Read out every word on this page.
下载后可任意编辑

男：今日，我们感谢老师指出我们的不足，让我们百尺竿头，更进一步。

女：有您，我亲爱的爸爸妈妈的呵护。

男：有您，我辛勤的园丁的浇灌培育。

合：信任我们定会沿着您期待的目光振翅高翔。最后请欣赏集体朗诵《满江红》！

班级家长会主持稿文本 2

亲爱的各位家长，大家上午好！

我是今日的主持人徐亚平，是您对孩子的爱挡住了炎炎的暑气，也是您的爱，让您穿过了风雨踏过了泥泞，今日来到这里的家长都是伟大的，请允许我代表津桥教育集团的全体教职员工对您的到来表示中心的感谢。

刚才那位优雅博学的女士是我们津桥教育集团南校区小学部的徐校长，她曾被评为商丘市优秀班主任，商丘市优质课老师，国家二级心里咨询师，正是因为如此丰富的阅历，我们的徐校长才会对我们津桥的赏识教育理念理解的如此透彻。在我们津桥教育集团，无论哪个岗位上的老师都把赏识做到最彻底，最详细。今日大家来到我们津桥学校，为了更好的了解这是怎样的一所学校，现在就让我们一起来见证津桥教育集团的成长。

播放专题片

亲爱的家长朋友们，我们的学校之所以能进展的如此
==========
**Prompt**
Each line above is to be repeated exactly.

**Answer in full**
Read out every word on this page.
下载后可任意编辑

男：今日，我们感谢老师指出我们的不足，让我们百尺竿头，更进一步。

女：有您，我亲爱的爸爸妈妈的呵护。

男：有您，我辛勤的园丁的浇灌培育。

合：信任我们定会沿着您期待的目光振翅高翔。最后请欣赏集体朗诵《满江红》！

班级家长会主持稿文本 2

亲爱的各位家长，大家上午好！

我是今日的主持人徐亚平，是您对孩子的爱挡住了炎炎的暑气，也是您的爱，让您穿过了风雨踏过了泥泞，今日来到这里的家长都是伟大的，请允许我代表津桥教育集团的全体教职员工对您的到来表示中心的感谢。

刚才那位优雅博学的女士是我们津桥教育集团南校区小学部的徐校长，她曾被评为商丘市优秀班主任，商丘市优质课老师，国家二级心里咨询师，正是因为如此丰富的阅历，我们的徐校长才会对我们津桥的赏识教育理念理解的如此透彻。在我们津桥教育集团，无论哪个岗位上的老师都把赏识做到最彻底，最详细。今日大家来到我们津桥学校，为了更好的了解这是怎样的一所学校，现在就让我们一起来见证津桥教育集团的成长。

播放专题片

亲爱的家长朋友们，我们的学校之所以能进展的如此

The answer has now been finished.